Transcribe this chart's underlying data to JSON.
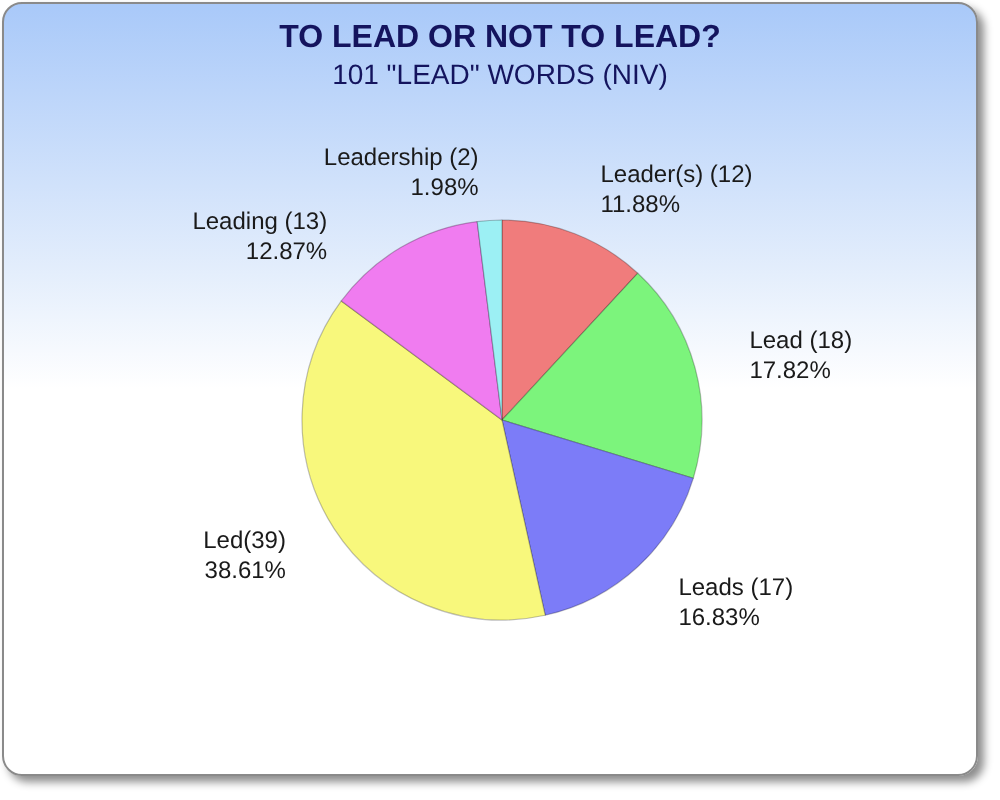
{
  "chart_data": {
    "type": "pie",
    "title": "TO LEAD OR NOT TO LEAD?",
    "subtitle": "101 \"LEAD\" WORDS (NIV)",
    "categories": [
      "Leader(s) (12)",
      "Lead (18)",
      "Leads (17)",
      "Led(39)",
      "Leading (13)",
      "Leadership (2)"
    ],
    "values": [
      11.88,
      17.82,
      16.83,
      38.61,
      12.87,
      1.98
    ],
    "colors": [
      "#f07c7c",
      "#7cf47c",
      "#7c7cf8",
      "#f8f87c",
      "#f07cf0",
      "#9cf0f4"
    ],
    "value_labels": [
      "11.88%",
      "17.82%",
      "16.83%",
      "38.61%",
      "12.87%",
      "1.98%"
    ]
  }
}
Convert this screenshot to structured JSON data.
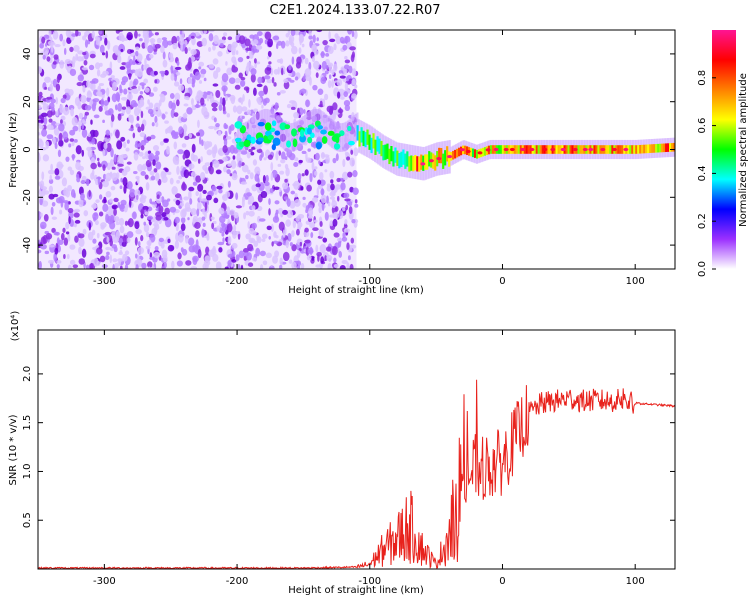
{
  "title": "C2E1.2024.133.07.22.R07",
  "colors": {
    "snr_line": "#e8221c",
    "spectrum_base": "#8a2be2",
    "axis": "#000000"
  },
  "chart_data": [
    {
      "type": "heatmap",
      "xlabel": "Height of straight line (km)",
      "ylabel": "Frequency (Hz)",
      "xlim": [
        -350,
        130
      ],
      "ylim": [
        -50,
        50
      ],
      "xticks": [
        -300,
        -200,
        -100,
        0,
        100
      ],
      "yticks": [
        -40,
        -20,
        0,
        20,
        40
      ],
      "colorbar": {
        "label": "Normalized spectral amplitude",
        "range": [
          0,
          1
        ],
        "ticks": [
          "0.0",
          "0.2",
          "0.4",
          "0.6",
          "0.8"
        ],
        "colors": [
          "#ffffff",
          "#9b30ff",
          "#0000ff",
          "#00ffff",
          "#00ff00",
          "#ffff00",
          "#ff8000",
          "#ff0000",
          "#ff1493"
        ]
      },
      "noise_region_x": [
        -350,
        -110
      ],
      "signal_trace": {
        "x": [
          -110,
          -100,
          -90,
          -80,
          -70,
          -60,
          -50,
          -40,
          -30,
          -20,
          -10,
          0,
          20,
          40,
          60,
          80,
          100,
          130
        ],
        "freq": [
          6,
          3,
          -1,
          -4,
          -5,
          -6,
          -4,
          -3,
          0,
          -2,
          0,
          0,
          0,
          0,
          0,
          0,
          0,
          1
        ]
      }
    },
    {
      "type": "line",
      "xlabel": "Height of straight line (km)",
      "ylabel": "SNR (10 * v/v)",
      "multiplier": "(x10⁴)",
      "xlim": [
        -350,
        130
      ],
      "ylim": [
        0,
        2.45
      ],
      "xticks": [
        -300,
        -200,
        -100,
        0,
        100
      ],
      "yticks": [
        "0.5",
        "1.0",
        "1.5",
        "2.0"
      ],
      "series": [
        {
          "x": [
            -350,
            -300,
            -250,
            -200,
            -150,
            -110,
            -100,
            -90,
            -80,
            -70,
            -60,
            -50,
            -40,
            -30,
            -20,
            -10,
            0,
            10,
            20,
            30,
            40,
            50,
            60,
            70,
            80,
            90,
            95,
            100,
            110,
            120,
            130
          ],
          "y": [
            0.01,
            0.01,
            0.01,
            0.01,
            0.01,
            0.02,
            0.05,
            0.2,
            0.3,
            0.45,
            0.2,
            0.05,
            0.35,
            0.9,
            1.05,
            1.05,
            1.1,
            1.35,
            1.6,
            1.7,
            1.72,
            1.75,
            1.72,
            1.73,
            1.72,
            1.73,
            1.7,
            1.7,
            1.69,
            1.68,
            1.67
          ]
        }
      ]
    }
  ]
}
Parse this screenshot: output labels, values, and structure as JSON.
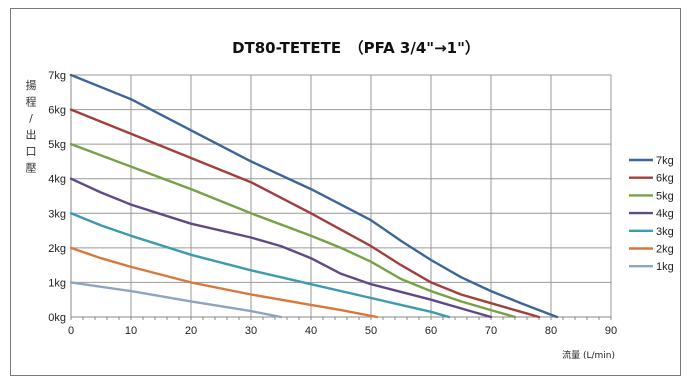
{
  "chart_data": {
    "type": "line",
    "title": "DT80-TETETE　（PFA 3/4\"→1\"）",
    "xlabel": "流量 (L/min)",
    "ylabel_chars": [
      "揚",
      "程",
      "/",
      "出",
      "口",
      "壓"
    ],
    "xlim": [
      0,
      90
    ],
    "ylim": [
      0,
      7
    ],
    "x_ticks": [
      "0",
      "10",
      "20",
      "30",
      "40",
      "50",
      "60",
      "70",
      "80",
      "90"
    ],
    "y_ticks": [
      "0kg",
      "1kg",
      "2kg",
      "3kg",
      "4kg",
      "5kg",
      "6kg",
      "7kg"
    ],
    "grid": true,
    "legend_position": "right",
    "series": [
      {
        "name": "7kg",
        "color": "#3e6598",
        "x": [
          0,
          10,
          20,
          30,
          40,
          50,
          55,
          60,
          65,
          70,
          75,
          81
        ],
        "y": [
          7,
          6.3,
          5.4,
          4.5,
          3.7,
          2.8,
          2.2,
          1.65,
          1.15,
          0.75,
          0.4,
          0
        ]
      },
      {
        "name": "6kg",
        "color": "#a0403e",
        "x": [
          0,
          10,
          20,
          30,
          40,
          50,
          55,
          60,
          65,
          70,
          75,
          78
        ],
        "y": [
          6,
          5.3,
          4.6,
          3.9,
          3.0,
          2.05,
          1.5,
          1.0,
          0.65,
          0.4,
          0.15,
          0
        ]
      },
      {
        "name": "5kg",
        "color": "#78a045",
        "x": [
          0,
          10,
          20,
          30,
          40,
          45,
          50,
          55,
          60,
          65,
          70,
          74
        ],
        "y": [
          5,
          4.35,
          3.7,
          3.0,
          2.35,
          2.0,
          1.6,
          1.1,
          0.75,
          0.45,
          0.2,
          0
        ]
      },
      {
        "name": "4kg",
        "color": "#5f4988",
        "x": [
          0,
          5,
          10,
          20,
          30,
          35,
          40,
          45,
          50,
          60,
          65,
          70
        ],
        "y": [
          4,
          3.6,
          3.25,
          2.7,
          2.3,
          2.05,
          1.7,
          1.25,
          0.95,
          0.5,
          0.25,
          0
        ]
      },
      {
        "name": "3kg",
        "color": "#3d9ab0",
        "x": [
          0,
          5,
          10,
          20,
          30,
          40,
          50,
          55,
          60,
          63
        ],
        "y": [
          3,
          2.65,
          2.35,
          1.8,
          1.35,
          0.95,
          0.55,
          0.35,
          0.15,
          0
        ]
      },
      {
        "name": "2kg",
        "color": "#d9783b",
        "x": [
          0,
          5,
          10,
          20,
          30,
          40,
          45,
          51
        ],
        "y": [
          2,
          1.7,
          1.45,
          1.0,
          0.65,
          0.35,
          0.2,
          0
        ]
      },
      {
        "name": "1kg",
        "color": "#8ea3c6",
        "x": [
          0,
          10,
          20,
          30,
          35
        ],
        "y": [
          1,
          0.75,
          0.45,
          0.17,
          0
        ]
      }
    ]
  }
}
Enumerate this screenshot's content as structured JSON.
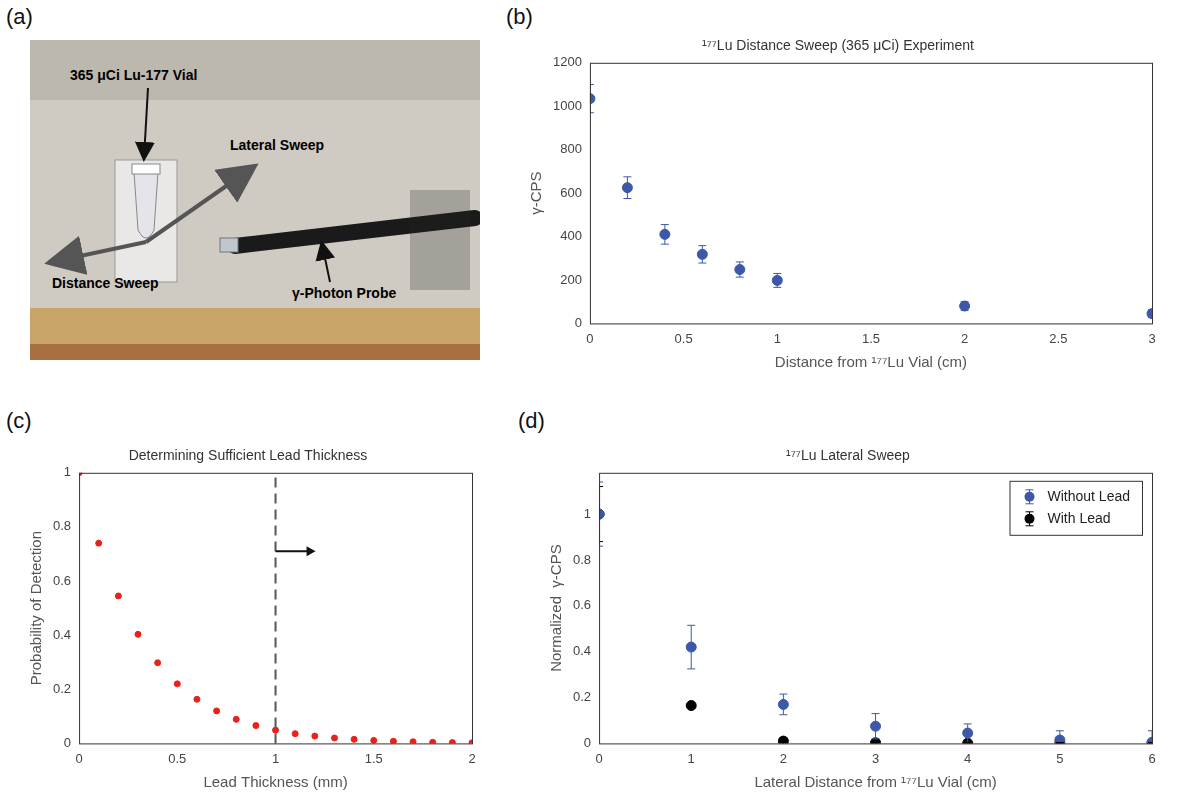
{
  "photo": {
    "panel": "(a)",
    "labels": [
      "365 μCi Lu-177 Vial",
      "Lateral Sweep",
      "Distance Sweep",
      "γ-Photon Probe"
    ]
  },
  "chart_data": [
    {
      "panel": "(b)",
      "type": "scatter",
      "title": "¹⁷⁷Lu Distance Sweep (365 μCi) Experiment",
      "x_label": "Distance from ¹⁷⁷Lu Vial (cm)",
      "y_label": "γ-CPS",
      "xlim": [
        0,
        3
      ],
      "xticks": [
        0,
        0.5,
        1,
        1.5,
        2,
        2.5,
        3
      ],
      "ylim": [
        0,
        1200
      ],
      "yticks": [
        0,
        200,
        400,
        600,
        800,
        1000,
        1200
      ],
      "grid": false,
      "series": [
        {
          "color": "#3d58a8",
          "marker": "circle",
          "x": [
            0,
            0.2,
            0.4,
            0.6,
            0.8,
            1,
            2,
            3
          ],
          "values": [
            1035,
            625,
            410,
            318,
            248,
            198,
            80,
            45
          ],
          "errors": [
            65,
            50,
            45,
            40,
            35,
            32,
            20,
            18
          ]
        }
      ]
    },
    {
      "panel": "(c)",
      "type": "scatter",
      "title": "Determining Sufficient Lead Thickness",
      "x_label": "Lead Thickness (mm)",
      "y_label": "Probability of Detection",
      "xlim": [
        0,
        2
      ],
      "xticks": [
        0,
        0.5,
        1,
        1.5,
        2
      ],
      "ylim": [
        0,
        1
      ],
      "yticks": [
        0,
        0.2,
        0.4,
        0.6,
        0.8,
        1
      ],
      "grid": false,
      "threshold": 1,
      "series": [
        {
          "color": "#e8211c",
          "marker": "circle",
          "x": [
            0,
            0.1,
            0.2,
            0.3,
            0.4,
            0.5,
            0.6,
            0.7,
            0.8,
            0.9,
            1,
            1.1,
            1.2,
            1.3,
            1.4,
            1.5,
            1.6,
            1.7,
            1.8,
            1.9,
            2
          ],
          "values": [
            1,
            0.74,
            0.545,
            0.403,
            0.298,
            0.22,
            0.163,
            0.12,
            0.089,
            0.066,
            0.049,
            0.036,
            0.027,
            0.02,
            0.015,
            0.011,
            0.008,
            0.006,
            0.004,
            0.003,
            0.002
          ]
        }
      ]
    },
    {
      "panel": "(d)",
      "type": "scatter",
      "title": "¹⁷⁷Lu Lateral Sweep",
      "x_label": "Lateral Distance from ¹⁷⁷Lu Vial (cm)",
      "y_label": "Normalized  γ-CPS",
      "xlim": [
        0,
        6
      ],
      "xticks": [
        0,
        1,
        2,
        3,
        4,
        5,
        6
      ],
      "ylim": [
        0,
        1.18
      ],
      "yticks": [
        0,
        0.2,
        0.4,
        0.6,
        0.8,
        1
      ],
      "grid": false,
      "legend": "northeast",
      "series": [
        {
          "name": "Without Lead",
          "color": "#3d58a8",
          "marker": "circle",
          "x": [
            0,
            1,
            2,
            3,
            4,
            5,
            6
          ],
          "values": [
            1,
            0.42,
            0.17,
            0.075,
            0.045,
            0.015,
            0.005
          ],
          "errors": [
            0.14,
            0.095,
            0.045,
            0.055,
            0.04,
            0.04,
            0.05
          ]
        },
        {
          "name": "With Lead",
          "color": "#000000",
          "marker": "circle",
          "x": [
            0,
            1,
            2,
            3,
            4,
            5,
            6
          ],
          "values": [
            1,
            0.165,
            0.01,
            0.003,
            0.001,
            0.001,
            0.001
          ],
          "errors": [
            0.12,
            0.01,
            0.015,
            0.005,
            0.003,
            0.003,
            0.003
          ]
        }
      ]
    }
  ]
}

•••••

#### Work required:
Pull out every line in the material above where "Normalized" occurs.

#### Solution to this task:
        "label": "Normalized spectral amplitude",
      "y_label": "Normalized  γ-CPS",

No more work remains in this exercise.